Stated exercise: Write out all the lines again, precisely as they stand, but without the images.

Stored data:
════════════════════

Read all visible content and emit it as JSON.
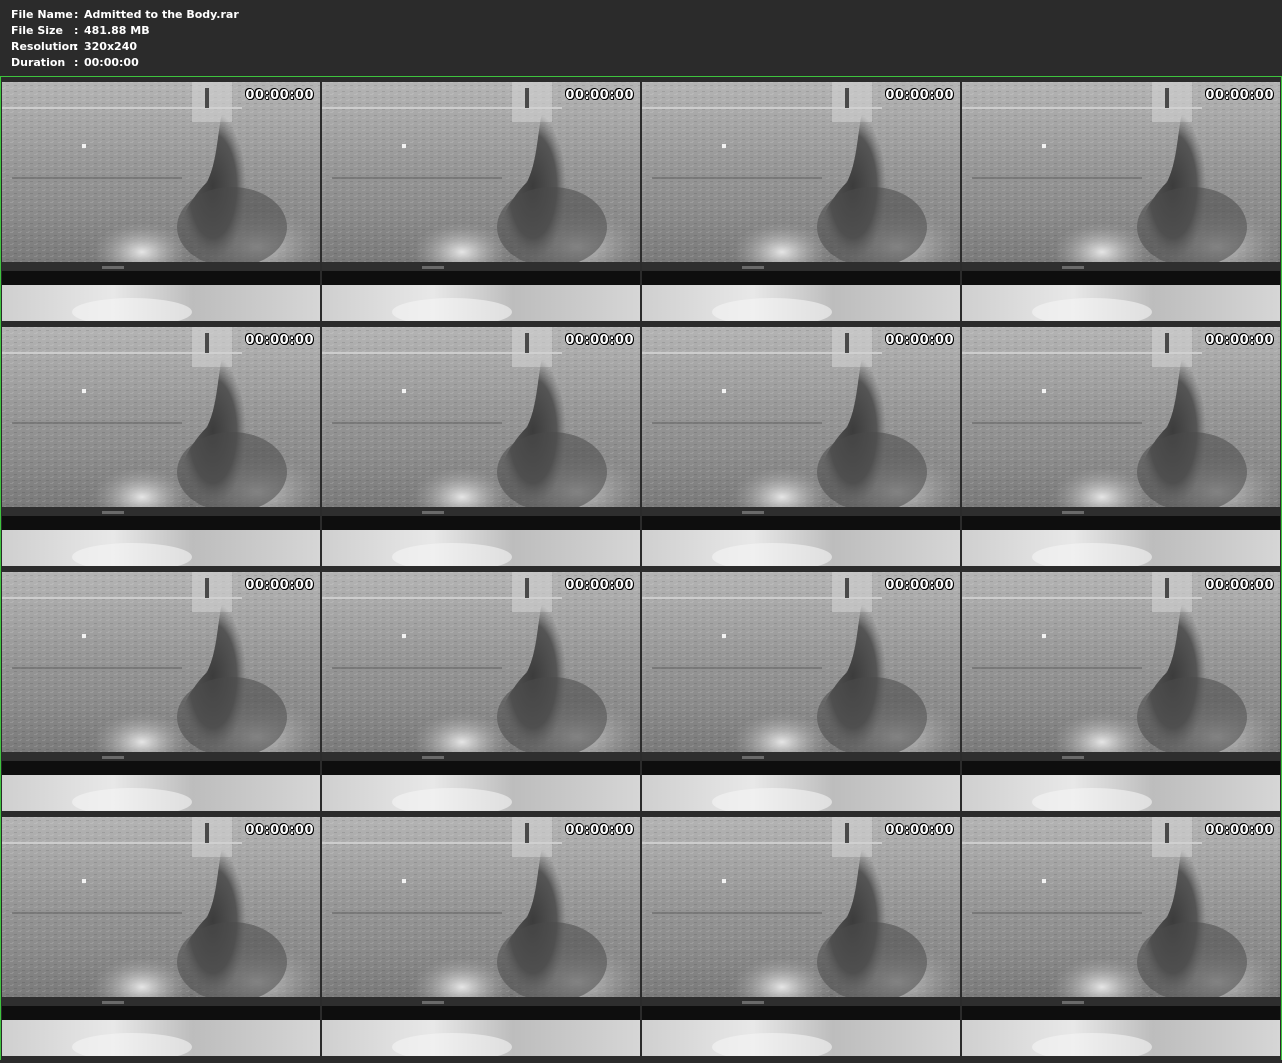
{
  "info": {
    "rows": [
      {
        "label": "File Name",
        "sep": ":",
        "value": "Admitted to the Body.rar"
      },
      {
        "label": "File Size",
        "sep": ":",
        "value": "481.88 MB"
      },
      {
        "label": "Resolution",
        "sep": ":",
        "value": "320x240"
      },
      {
        "label": "Duration",
        "sep": ":",
        "value": "00:00:00"
      }
    ]
  },
  "grid": {
    "columns": 4,
    "rows": 4,
    "frame_border_color": "#3ec43e",
    "timestamps": [
      "00:00:00",
      "00:00:00",
      "00:00:00",
      "00:00:00",
      "00:00:00",
      "00:00:00",
      "00:00:00",
      "00:00:00",
      "00:00:00",
      "00:00:00",
      "00:00:00",
      "00:00:00",
      "00:00:00",
      "00:00:00",
      "00:00:00",
      "00:00:00"
    ]
  }
}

════════════════════

Written answer:
Read all visible content and emit it as JSON.
{
  "info": {
    "rows": [
      {
        "label": "File Name",
        "sep": ":",
        "value": "Admitted to the Body.rar"
      },
      {
        "label": "File Size",
        "sep": ":",
        "value": "481.88 MB"
      },
      {
        "label": "Resolution",
        "sep": ":",
        "value": "320x240"
      },
      {
        "label": "Duration",
        "sep": ":",
        "value": "00:00:00"
      }
    ]
  },
  "grid": {
    "columns": 4,
    "rows": 4,
    "frame_border_color": "#3ec43e",
    "timestamps": [
      "00:00:00",
      "00:00:00",
      "00:00:00",
      "00:00:00",
      "00:00:00",
      "00:00:00",
      "00:00:00",
      "00:00:00",
      "00:00:00",
      "00:00:00",
      "00:00:00",
      "00:00:00",
      "00:00:00",
      "00:00:00",
      "00:00:00",
      "00:00:00"
    ]
  }
}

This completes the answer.